- **PROMPT**: Can you give all the records again without altering a single character?

- **MATERIAL SHOWN**:
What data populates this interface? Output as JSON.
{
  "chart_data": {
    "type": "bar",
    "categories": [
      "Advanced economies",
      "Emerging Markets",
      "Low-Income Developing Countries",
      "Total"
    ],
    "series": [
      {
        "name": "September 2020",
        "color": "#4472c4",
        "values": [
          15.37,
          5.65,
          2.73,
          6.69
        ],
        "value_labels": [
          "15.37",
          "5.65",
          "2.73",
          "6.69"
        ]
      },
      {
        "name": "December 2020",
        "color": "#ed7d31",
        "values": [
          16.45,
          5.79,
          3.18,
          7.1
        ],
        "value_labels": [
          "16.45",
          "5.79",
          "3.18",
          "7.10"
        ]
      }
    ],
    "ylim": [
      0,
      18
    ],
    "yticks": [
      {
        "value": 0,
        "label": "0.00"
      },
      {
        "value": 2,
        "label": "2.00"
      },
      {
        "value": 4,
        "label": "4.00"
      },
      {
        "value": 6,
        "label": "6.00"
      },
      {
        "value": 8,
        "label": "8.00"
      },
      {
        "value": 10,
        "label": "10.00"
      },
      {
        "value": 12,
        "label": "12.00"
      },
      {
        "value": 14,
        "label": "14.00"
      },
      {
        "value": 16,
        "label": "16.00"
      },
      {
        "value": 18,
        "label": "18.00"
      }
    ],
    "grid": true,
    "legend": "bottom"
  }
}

- **COMPLETE ANSWER**:
What data populates this interface? Output as JSON.
{
  "chart_data": {
    "type": "bar",
    "categories": [
      "Advanced economies",
      "Emerging Markets",
      "Low-Income Developing Countries",
      "Total"
    ],
    "series": [
      {
        "name": "September 2020",
        "color": "#4472c4",
        "values": [
          15.37,
          5.65,
          2.73,
          6.69
        ],
        "value_labels": [
          "15.37",
          "5.65",
          "2.73",
          "6.69"
        ]
      },
      {
        "name": "December 2020",
        "color": "#ed7d31",
        "values": [
          16.45,
          5.79,
          3.18,
          7.1
        ],
        "value_labels": [
          "16.45",
          "5.79",
          "3.18",
          "7.10"
        ]
      }
    ],
    "ylim": [
      0,
      18
    ],
    "yticks": [
      {
        "value": 0,
        "label": "0.00"
      },
      {
        "value": 2,
        "label": "2.00"
      },
      {
        "value": 4,
        "label": "4.00"
      },
      {
        "value": 6,
        "label": "6.00"
      },
      {
        "value": 8,
        "label": "8.00"
      },
      {
        "value": 10,
        "label": "10.00"
      },
      {
        "value": 12,
        "label": "12.00"
      },
      {
        "value": 14,
        "label": "14.00"
      },
      {
        "value": 16,
        "label": "16.00"
      },
      {
        "value": 18,
        "label": "18.00"
      }
    ],
    "grid": true,
    "legend": "bottom"
  }
}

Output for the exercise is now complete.